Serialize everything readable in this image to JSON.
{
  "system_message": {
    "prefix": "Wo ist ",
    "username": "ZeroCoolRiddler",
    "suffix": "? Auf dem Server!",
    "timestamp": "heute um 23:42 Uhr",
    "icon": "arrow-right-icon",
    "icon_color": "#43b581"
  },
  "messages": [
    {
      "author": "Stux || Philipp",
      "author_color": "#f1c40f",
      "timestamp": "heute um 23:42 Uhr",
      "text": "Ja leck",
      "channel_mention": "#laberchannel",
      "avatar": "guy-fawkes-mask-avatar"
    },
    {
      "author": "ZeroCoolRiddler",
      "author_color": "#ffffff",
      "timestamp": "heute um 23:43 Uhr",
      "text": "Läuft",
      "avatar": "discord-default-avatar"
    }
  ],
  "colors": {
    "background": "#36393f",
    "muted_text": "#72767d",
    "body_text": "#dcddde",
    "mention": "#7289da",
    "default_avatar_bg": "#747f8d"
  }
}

##########

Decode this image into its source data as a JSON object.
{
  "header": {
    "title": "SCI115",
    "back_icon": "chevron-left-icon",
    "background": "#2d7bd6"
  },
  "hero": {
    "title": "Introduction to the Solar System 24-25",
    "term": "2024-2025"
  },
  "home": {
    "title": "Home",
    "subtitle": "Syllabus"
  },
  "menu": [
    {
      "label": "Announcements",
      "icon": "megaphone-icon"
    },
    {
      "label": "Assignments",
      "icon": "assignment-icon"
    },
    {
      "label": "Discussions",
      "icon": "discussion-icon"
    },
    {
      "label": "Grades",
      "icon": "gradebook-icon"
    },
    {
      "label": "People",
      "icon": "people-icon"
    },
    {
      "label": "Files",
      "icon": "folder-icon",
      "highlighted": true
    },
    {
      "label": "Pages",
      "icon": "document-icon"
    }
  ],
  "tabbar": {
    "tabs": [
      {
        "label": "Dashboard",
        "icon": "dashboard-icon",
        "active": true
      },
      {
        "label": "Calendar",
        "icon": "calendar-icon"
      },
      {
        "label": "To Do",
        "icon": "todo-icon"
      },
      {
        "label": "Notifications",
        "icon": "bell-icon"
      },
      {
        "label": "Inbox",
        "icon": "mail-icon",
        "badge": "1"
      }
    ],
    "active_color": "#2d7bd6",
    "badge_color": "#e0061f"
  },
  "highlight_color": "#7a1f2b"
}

##########

> **What to do**: In the records above, collect each line with "JSON".

> **Expected answer**:
Serialize everything readable in this image to JSON.
Decode this image into its source data as a JSON object.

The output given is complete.